### What is needed:
Every record should be written out exactly, please.

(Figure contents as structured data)
------

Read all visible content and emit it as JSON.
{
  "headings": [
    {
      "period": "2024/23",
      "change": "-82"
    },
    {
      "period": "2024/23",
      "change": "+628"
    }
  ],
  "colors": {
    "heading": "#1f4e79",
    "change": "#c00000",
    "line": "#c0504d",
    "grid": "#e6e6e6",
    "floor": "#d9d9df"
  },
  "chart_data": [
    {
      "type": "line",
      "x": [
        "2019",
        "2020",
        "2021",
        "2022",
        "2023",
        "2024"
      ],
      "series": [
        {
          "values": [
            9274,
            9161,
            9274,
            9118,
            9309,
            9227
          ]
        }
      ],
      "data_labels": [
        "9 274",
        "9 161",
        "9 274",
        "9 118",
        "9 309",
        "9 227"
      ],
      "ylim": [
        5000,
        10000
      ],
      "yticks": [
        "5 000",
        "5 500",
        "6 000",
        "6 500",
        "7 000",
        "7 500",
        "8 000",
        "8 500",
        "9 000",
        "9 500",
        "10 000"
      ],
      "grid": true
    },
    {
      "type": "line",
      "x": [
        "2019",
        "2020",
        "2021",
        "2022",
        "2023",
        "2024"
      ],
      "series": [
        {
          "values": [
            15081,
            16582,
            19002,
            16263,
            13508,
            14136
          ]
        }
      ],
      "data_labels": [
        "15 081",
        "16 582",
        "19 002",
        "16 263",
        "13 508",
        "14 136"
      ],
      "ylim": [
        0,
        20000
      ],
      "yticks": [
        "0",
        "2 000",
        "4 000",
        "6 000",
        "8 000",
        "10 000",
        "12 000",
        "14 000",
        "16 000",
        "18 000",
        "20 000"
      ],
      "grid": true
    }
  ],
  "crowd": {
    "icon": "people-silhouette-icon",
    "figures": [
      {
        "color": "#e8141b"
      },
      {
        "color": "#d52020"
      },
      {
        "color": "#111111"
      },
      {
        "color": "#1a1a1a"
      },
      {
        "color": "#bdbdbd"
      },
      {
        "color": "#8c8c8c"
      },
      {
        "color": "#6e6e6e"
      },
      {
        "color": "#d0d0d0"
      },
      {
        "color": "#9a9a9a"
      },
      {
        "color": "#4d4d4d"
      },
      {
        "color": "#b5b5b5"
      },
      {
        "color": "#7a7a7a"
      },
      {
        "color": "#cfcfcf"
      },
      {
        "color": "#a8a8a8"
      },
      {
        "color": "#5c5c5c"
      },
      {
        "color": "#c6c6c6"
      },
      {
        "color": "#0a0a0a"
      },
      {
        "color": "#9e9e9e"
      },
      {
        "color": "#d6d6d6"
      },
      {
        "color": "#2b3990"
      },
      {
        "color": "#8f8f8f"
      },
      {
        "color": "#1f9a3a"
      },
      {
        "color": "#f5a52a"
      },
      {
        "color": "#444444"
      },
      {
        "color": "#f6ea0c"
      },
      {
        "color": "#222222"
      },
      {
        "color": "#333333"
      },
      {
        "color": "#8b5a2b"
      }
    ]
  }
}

------

### Exercise answer:
Read all visible content and emit it as JSON.
{
  "headings": [
    {
      "period": "2024/23",
      "change": "-82"
    },
    {
      "period": "2024/23",
      "change": "+628"
    }
  ],
  "colors": {
    "heading": "#1f4e79",
    "change": "#c00000",
    "line": "#c0504d",
    "grid": "#e6e6e6",
    "floor": "#d9d9df"
  },
  "chart_data": [
    {
      "type": "line",
      "x": [
        "2019",
        "2020",
        "2021",
        "2022",
        "2023",
        "2024"
      ],
      "series": [
        {
          "values": [
            9274,
            9161,
            9274,
            9118,
            9309,
            9227
          ]
        }
      ],
      "data_labels": [
        "9 274",
        "9 161",
        "9 274",
        "9 118",
        "9 309",
        "9 227"
      ],
      "ylim": [
        5000,
        10000
      ],
      "yticks": [
        "5 000",
        "5 500",
        "6 000",
        "6 500",
        "7 000",
        "7 500",
        "8 000",
        "8 500",
        "9 000",
        "9 500",
        "10 000"
      ],
      "grid": true
    },
    {
      "type": "line",
      "x": [
        "2019",
        "2020",
        "2021",
        "2022",
        "2023",
        "2024"
      ],
      "series": [
        {
          "values": [
            15081,
            16582,
            19002,
            16263,
            13508,
            14136
          ]
        }
      ],
      "data_labels": [
        "15 081",
        "16 582",
        "19 002",
        "16 263",
        "13 508",
        "14 136"
      ],
      "ylim": [
        0,
        20000
      ],
      "yticks": [
        "0",
        "2 000",
        "4 000",
        "6 000",
        "8 000",
        "10 000",
        "12 000",
        "14 000",
        "16 000",
        "18 000",
        "20 000"
      ],
      "grid": true
    }
  ],
  "crowd": {
    "icon": "people-silhouette-icon",
    "figures": [
      {
        "color": "#e8141b"
      },
      {
        "color": "#d52020"
      },
      {
        "color": "#111111"
      },
      {
        "color": "#1a1a1a"
      },
      {
        "color": "#bdbdbd"
      },
      {
        "color": "#8c8c8c"
      },
      {
        "color": "#6e6e6e"
      },
      {
        "color": "#d0d0d0"
      },
      {
        "color": "#9a9a9a"
      },
      {
        "color": "#4d4d4d"
      },
      {
        "color": "#b5b5b5"
      },
      {
        "color": "#7a7a7a"
      },
      {
        "color": "#cfcfcf"
      },
      {
        "color": "#a8a8a8"
      },
      {
        "color": "#5c5c5c"
      },
      {
        "color": "#c6c6c6"
      },
      {
        "color": "#0a0a0a"
      },
      {
        "color": "#9e9e9e"
      },
      {
        "color": "#d6d6d6"
      },
      {
        "color": "#2b3990"
      },
      {
        "color": "#8f8f8f"
      },
      {
        "color": "#1f9a3a"
      },
      {
        "color": "#f5a52a"
      },
      {
        "color": "#444444"
      },
      {
        "color": "#f6ea0c"
      },
      {
        "color": "#222222"
      },
      {
        "color": "#333333"
      },
      {
        "color": "#8b5a2b"
      }
    ]
  }
}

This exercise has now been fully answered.